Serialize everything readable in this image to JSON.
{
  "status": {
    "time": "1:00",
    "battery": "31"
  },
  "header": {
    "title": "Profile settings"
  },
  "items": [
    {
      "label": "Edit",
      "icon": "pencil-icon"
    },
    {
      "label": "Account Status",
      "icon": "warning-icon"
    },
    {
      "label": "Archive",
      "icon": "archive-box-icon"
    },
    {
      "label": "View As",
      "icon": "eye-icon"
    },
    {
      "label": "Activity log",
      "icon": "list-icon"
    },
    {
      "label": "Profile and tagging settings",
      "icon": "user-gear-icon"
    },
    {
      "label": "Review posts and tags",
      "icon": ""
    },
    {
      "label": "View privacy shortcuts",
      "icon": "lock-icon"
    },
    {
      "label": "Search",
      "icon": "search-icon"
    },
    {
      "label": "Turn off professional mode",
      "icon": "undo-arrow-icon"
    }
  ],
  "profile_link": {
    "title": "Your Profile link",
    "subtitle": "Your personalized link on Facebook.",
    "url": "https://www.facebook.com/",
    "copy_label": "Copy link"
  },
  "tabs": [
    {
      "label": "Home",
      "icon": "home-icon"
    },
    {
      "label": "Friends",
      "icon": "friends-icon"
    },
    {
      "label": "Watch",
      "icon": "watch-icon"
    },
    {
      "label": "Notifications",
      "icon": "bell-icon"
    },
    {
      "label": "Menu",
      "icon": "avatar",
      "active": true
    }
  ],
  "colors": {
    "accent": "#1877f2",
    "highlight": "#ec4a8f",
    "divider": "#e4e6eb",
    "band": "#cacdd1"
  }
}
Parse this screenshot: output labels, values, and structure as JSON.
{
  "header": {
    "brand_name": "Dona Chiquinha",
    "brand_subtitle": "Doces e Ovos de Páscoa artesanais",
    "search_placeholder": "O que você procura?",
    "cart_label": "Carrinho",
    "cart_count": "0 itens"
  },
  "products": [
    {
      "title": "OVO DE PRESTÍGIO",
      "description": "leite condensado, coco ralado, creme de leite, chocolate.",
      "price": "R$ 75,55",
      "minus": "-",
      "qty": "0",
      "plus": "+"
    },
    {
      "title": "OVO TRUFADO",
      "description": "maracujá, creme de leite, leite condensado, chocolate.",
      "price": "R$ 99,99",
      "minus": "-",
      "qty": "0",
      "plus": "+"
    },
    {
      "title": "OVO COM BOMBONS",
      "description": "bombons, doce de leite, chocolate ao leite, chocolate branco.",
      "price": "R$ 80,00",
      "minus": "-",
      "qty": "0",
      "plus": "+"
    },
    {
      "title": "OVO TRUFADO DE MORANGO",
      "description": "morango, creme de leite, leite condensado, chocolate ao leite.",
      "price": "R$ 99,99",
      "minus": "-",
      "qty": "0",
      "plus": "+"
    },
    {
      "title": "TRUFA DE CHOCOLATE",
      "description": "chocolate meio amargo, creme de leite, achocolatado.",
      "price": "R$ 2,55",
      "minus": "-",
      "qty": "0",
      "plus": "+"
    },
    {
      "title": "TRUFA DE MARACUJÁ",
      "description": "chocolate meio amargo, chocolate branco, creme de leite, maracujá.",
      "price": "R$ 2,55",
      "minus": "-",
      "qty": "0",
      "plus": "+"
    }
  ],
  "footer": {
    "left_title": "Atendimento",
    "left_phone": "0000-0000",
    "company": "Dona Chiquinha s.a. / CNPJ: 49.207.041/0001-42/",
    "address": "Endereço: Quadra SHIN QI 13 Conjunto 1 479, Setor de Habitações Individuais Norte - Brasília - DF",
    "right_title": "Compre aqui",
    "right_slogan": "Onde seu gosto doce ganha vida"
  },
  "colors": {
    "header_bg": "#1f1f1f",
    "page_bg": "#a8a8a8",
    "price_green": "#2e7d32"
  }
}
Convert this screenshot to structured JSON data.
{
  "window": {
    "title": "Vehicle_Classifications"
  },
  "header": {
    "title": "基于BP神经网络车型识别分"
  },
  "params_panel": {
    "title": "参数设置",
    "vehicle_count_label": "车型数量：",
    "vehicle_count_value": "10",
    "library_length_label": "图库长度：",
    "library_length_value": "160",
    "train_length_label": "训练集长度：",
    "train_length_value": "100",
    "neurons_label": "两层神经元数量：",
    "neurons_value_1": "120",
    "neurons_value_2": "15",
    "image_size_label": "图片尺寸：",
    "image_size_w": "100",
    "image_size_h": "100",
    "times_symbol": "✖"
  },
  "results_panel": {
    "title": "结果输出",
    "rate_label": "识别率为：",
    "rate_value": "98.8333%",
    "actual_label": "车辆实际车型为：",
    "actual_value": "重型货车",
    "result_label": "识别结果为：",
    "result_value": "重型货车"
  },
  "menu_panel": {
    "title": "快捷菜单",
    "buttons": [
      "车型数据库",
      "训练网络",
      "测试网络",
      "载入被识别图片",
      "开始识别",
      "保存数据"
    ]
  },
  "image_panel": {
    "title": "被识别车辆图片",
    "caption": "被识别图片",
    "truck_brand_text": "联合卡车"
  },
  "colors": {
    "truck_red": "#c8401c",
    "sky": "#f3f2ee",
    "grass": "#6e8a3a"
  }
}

#### EXERCISE:
Search the preceding listing for the word "重型货车" and pull out every line that holds it.

#### ANSWER TO THE PROBLEM:
    "actual_value": "重型货车",
    "result_value": "重型货车"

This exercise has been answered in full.